Nothing may be dropped or altered: reproduce all the data.
************
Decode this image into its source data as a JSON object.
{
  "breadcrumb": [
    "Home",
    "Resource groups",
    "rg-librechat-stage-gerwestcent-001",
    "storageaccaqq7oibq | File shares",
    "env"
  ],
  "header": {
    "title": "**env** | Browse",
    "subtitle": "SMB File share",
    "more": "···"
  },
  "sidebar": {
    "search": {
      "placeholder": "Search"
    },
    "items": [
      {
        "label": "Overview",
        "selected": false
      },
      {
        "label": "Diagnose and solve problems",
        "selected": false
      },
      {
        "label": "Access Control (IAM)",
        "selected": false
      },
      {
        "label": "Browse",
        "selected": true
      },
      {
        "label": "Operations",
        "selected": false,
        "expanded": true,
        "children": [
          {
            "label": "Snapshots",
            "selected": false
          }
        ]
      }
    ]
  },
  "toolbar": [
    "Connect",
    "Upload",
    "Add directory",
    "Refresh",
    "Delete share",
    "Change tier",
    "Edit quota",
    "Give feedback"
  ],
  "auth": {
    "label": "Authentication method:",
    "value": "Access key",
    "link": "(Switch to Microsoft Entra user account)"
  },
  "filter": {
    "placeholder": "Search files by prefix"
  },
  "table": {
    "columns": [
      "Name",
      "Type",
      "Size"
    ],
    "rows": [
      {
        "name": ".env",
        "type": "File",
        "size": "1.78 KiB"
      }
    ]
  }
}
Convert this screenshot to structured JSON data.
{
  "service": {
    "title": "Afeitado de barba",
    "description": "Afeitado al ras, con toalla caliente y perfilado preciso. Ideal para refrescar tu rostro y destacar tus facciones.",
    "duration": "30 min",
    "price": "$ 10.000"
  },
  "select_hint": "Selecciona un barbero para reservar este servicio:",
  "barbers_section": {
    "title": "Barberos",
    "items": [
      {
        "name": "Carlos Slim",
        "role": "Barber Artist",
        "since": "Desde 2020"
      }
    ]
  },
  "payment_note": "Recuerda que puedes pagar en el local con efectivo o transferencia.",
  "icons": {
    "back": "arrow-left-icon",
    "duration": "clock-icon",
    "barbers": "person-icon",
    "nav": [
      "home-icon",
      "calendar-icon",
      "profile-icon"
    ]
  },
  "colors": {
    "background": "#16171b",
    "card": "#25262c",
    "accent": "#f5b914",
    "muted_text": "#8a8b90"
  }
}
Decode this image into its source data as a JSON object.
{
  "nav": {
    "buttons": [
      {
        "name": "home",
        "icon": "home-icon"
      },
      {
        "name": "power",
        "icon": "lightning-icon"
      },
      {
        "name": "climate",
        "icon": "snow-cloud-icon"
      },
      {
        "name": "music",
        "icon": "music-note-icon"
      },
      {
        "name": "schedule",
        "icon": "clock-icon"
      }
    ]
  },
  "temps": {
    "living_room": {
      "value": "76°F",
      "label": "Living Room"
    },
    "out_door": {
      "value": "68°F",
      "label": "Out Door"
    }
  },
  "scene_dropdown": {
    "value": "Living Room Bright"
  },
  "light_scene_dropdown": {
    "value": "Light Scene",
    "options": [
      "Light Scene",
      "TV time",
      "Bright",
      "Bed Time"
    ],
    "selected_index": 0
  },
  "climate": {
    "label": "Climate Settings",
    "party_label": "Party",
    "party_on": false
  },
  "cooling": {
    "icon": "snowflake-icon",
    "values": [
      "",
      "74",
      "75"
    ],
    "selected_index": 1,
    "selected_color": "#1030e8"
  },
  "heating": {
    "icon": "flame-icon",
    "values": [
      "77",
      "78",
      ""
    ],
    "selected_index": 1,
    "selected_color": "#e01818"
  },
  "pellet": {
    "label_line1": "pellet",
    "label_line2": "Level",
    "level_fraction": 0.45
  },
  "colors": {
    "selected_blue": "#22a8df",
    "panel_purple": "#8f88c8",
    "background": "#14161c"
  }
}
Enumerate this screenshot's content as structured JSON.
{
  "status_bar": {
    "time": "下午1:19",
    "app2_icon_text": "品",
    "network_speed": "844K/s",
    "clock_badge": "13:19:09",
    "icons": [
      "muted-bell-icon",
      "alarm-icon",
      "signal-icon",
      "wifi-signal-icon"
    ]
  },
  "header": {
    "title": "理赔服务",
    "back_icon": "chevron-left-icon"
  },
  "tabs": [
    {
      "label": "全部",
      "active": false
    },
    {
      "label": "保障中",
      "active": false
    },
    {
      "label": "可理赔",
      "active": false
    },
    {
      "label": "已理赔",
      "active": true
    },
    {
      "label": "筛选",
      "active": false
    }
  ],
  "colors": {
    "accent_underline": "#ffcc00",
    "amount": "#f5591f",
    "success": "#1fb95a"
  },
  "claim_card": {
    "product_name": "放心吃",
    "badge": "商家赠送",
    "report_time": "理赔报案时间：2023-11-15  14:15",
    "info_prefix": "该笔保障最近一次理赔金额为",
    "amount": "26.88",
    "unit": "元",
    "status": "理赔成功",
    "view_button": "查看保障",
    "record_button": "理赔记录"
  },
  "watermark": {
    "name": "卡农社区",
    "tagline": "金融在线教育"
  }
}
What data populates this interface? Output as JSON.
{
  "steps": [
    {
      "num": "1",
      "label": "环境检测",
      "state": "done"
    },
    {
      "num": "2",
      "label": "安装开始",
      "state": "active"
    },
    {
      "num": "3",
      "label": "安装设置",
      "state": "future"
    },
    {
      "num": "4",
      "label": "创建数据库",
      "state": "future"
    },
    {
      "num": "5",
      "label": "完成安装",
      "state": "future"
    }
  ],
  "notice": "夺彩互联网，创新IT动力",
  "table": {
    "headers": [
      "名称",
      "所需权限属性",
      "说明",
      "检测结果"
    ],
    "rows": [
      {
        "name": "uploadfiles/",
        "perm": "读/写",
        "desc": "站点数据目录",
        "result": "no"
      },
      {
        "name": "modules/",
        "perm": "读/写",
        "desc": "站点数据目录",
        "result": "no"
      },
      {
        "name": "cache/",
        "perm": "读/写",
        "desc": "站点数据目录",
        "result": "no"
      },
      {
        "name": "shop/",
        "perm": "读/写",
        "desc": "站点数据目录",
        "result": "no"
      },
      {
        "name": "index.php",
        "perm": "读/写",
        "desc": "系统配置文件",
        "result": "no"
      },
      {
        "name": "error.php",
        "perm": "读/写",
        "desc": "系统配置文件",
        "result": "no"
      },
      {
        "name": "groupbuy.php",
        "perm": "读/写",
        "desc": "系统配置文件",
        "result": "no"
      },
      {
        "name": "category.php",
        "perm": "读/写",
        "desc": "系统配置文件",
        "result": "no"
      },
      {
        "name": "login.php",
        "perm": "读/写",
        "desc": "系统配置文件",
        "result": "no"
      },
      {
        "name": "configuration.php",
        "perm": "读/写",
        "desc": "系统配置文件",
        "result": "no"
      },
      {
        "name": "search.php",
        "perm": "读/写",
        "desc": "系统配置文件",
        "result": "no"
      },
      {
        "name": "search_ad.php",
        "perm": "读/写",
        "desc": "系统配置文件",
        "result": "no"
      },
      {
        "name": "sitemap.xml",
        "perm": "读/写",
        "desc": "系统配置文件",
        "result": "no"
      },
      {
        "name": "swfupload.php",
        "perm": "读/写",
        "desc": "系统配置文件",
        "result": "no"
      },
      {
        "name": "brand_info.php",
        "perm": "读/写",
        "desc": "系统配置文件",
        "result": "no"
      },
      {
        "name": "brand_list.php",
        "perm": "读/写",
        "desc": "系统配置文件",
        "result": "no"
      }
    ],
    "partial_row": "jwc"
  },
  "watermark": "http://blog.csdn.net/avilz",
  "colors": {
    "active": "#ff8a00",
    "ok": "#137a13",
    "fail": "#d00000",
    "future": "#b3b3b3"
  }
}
************
Output of the exercise:
Decode this image into its source data as a JSON object.
{
  "breadcrumb": [
    "Home",
    "Resource groups",
    "rg-librechat-stage-gerwestcent-001",
    "storageaccaqq7oibq | File shares",
    "env"
  ],
  "header": {
    "title": "**env** | Browse",
    "subtitle": "SMB File share",
    "more": "···"
  },
  "sidebar": {
    "search": {
      "placeholder": "Search"
    },
    "items": [
      {
        "label": "Overview",
        "selected": false
      },
      {
        "label": "Diagnose and solve problems",
        "selected": false
      },
      {
        "label": "Access Control (IAM)",
        "selected": false
      },
      {
        "label": "Browse",
        "selected": true
      },
      {
        "label": "Operations",
        "selected": false,
        "expanded": true,
        "children": [
          {
            "label": "Snapshots",
            "selected": false
          }
        ]
      }
    ]
  },
  "toolbar": [
    "Connect",
    "Upload",
    "Add directory",
    "Refresh",
    "Delete share",
    "Change tier",
    "Edit quota",
    "Give feedback"
  ],
  "auth": {
    "label": "Authentication method:",
    "value": "Access key",
    "link": "(Switch to Microsoft Entra user account)"
  },
  "filter": {
    "placeholder": "Search files by prefix"
  },
  "table": {
    "columns": [
      "Name",
      "Type",
      "Size"
    ],
    "rows": [
      {
        "name": ".env",
        "type": "File",
        "size": "1.78 KiB"
      }
    ]
  }
}
Convert this screenshot to structured JSON data.
{
  "service": {
    "title": "Afeitado de barba",
    "description": "Afeitado al ras, con toalla caliente y perfilado preciso. Ideal para refrescar tu rostro y destacar tus facciones.",
    "duration": "30 min",
    "price": "$ 10.000"
  },
  "select_hint": "Selecciona un barbero para reservar este servicio:",
  "barbers_section": {
    "title": "Barberos",
    "items": [
      {
        "name": "Carlos Slim",
        "role": "Barber Artist",
        "since": "Desde 2020"
      }
    ]
  },
  "payment_note": "Recuerda que puedes pagar en el local con efectivo o transferencia.",
  "icons": {
    "back": "arrow-left-icon",
    "duration": "clock-icon",
    "barbers": "person-icon",
    "nav": [
      "home-icon",
      "calendar-icon",
      "profile-icon"
    ]
  },
  "colors": {
    "background": "#16171b",
    "card": "#25262c",
    "accent": "#f5b914",
    "muted_text": "#8a8b90"
  }
}
Decode this image into its source data as a JSON object.
{
  "nav": {
    "buttons": [
      {
        "name": "home",
        "icon": "home-icon"
      },
      {
        "name": "power",
        "icon": "lightning-icon"
      },
      {
        "name": "climate",
        "icon": "snow-cloud-icon"
      },
      {
        "name": "music",
        "icon": "music-note-icon"
      },
      {
        "name": "schedule",
        "icon": "clock-icon"
      }
    ]
  },
  "temps": {
    "living_room": {
      "value": "76°F",
      "label": "Living Room"
    },
    "out_door": {
      "value": "68°F",
      "label": "Out Door"
    }
  },
  "scene_dropdown": {
    "value": "Living Room Bright"
  },
  "light_scene_dropdown": {
    "value": "Light Scene",
    "options": [
      "Light Scene",
      "TV time",
      "Bright",
      "Bed Time"
    ],
    "selected_index": 0
  },
  "climate": {
    "label": "Climate Settings",
    "party_label": "Party",
    "party_on": false
  },
  "cooling": {
    "icon": "snowflake-icon",
    "values": [
      "",
      "74",
      "75"
    ],
    "selected_index": 1,
    "selected_color": "#1030e8"
  },
  "heating": {
    "icon": "flame-icon",
    "values": [
      "77",
      "78",
      ""
    ],
    "selected_index": 1,
    "selected_color": "#e01818"
  },
  "pellet": {
    "label_line1": "pellet",
    "label_line2": "Level",
    "level_fraction": 0.45
  },
  "colors": {
    "selected_blue": "#22a8df",
    "panel_purple": "#8f88c8",
    "background": "#14161c"
  }
}
Enumerate this screenshot's content as structured JSON.
{
  "status_bar": {
    "time": "下午1:19",
    "app2_icon_text": "品",
    "network_speed": "844K/s",
    "clock_badge": "13:19:09",
    "icons": [
      "muted-bell-icon",
      "alarm-icon",
      "signal-icon",
      "wifi-signal-icon"
    ]
  },
  "header": {
    "title": "理赔服务",
    "back_icon": "chevron-left-icon"
  },
  "tabs": [
    {
      "label": "全部",
      "active": false
    },
    {
      "label": "保障中",
      "active": false
    },
    {
      "label": "可理赔",
      "active": false
    },
    {
      "label": "已理赔",
      "active": true
    },
    {
      "label": "筛选",
      "active": false
    }
  ],
  "colors": {
    "accent_underline": "#ffcc00",
    "amount": "#f5591f",
    "success": "#1fb95a"
  },
  "claim_card": {
    "product_name": "放心吃",
    "badge": "商家赠送",
    "report_time": "理赔报案时间：2023-11-15  14:15",
    "info_prefix": "该笔保障最近一次理赔金额为",
    "amount": "26.88",
    "unit": "元",
    "status": "理赔成功",
    "view_button": "查看保障",
    "record_button": "理赔记录"
  },
  "watermark": {
    "name": "卡农社区",
    "tagline": "金融在线教育"
  }
}
What data populates this interface? Output as JSON.
{
  "steps": [
    {
      "num": "1",
      "label": "环境检测",
      "state": "done"
    },
    {
      "num": "2",
      "label": "安装开始",
      "state": "active"
    },
    {
      "num": "3",
      "label": "安装设置",
      "state": "future"
    },
    {
      "num": "4",
      "label": "创建数据库",
      "state": "future"
    },
    {
      "num": "5",
      "label": "完成安装",
      "state": "future"
    }
  ],
  "notice": "夺彩互联网，创新IT动力",
  "table": {
    "headers": [
      "名称",
      "所需权限属性",
      "说明",
      "检测结果"
    ],
    "rows": [
      {
        "name": "uploadfiles/",
        "perm": "读/写",
        "desc": "站点数据目录",
        "result": "no"
      },
      {
        "name": "modules/",
        "perm": "读/写",
        "desc": "站点数据目录",
        "result": "no"
      },
      {
        "name": "cache/",
        "perm": "读/写",
        "desc": "站点数据目录",
        "result": "no"
      },
      {
        "name": "shop/",
        "perm": "读/写",
        "desc": "站点数据目录",
        "result": "no"
      },
      {
        "name": "index.php",
        "perm": "读/写",
        "desc": "系统配置文件",
        "result": "no"
      },
      {
        "name": "error.php",
        "perm": "读/写",
        "desc": "系统配置文件",
        "result": "no"
      },
      {
        "name": "groupbuy.php",
        "perm": "读/写",
        "desc": "系统配置文件",
        "result": "no"
      },
      {
        "name": "category.php",
        "perm": "读/写",
        "desc": "系统配置文件",
        "result": "no"
      },
      {
        "name": "login.php",
        "perm": "读/写",
        "desc": "系统配置文件",
        "result": "no"
      },
      {
        "name": "configuration.php",
        "perm": "读/写",
        "desc": "系统配置文件",
        "result": "no"
      },
      {
        "name": "search.php",
        "perm": "读/写",
        "desc": "系统配置文件",
        "result": "no"
      },
      {
        "name": "search_ad.php",
        "perm": "读/写",
        "desc": "系统配置文件",
        "result": "no"
      },
      {
        "name": "sitemap.xml",
        "perm": "读/写",
        "desc": "系统配置文件",
        "result": "no"
      },
      {
        "name": "swfupload.php",
        "perm": "读/写",
        "desc": "系统配置文件",
        "result": "no"
      },
      {
        "name": "brand_info.php",
        "perm": "读/写",
        "desc": "系统配置文件",
        "result": "no"
      },
      {
        "name": "brand_list.php",
        "perm": "读/写",
        "desc": "系统配置文件",
        "result": "no"
      }
    ],
    "partial_row": "jwc"
  },
  "watermark": "http://blog.csdn.net/avilz",
  "colors": {
    "active": "#ff8a00",
    "ok": "#137a13",
    "fail": "#d00000",
    "future": "#b3b3b3"
  }
}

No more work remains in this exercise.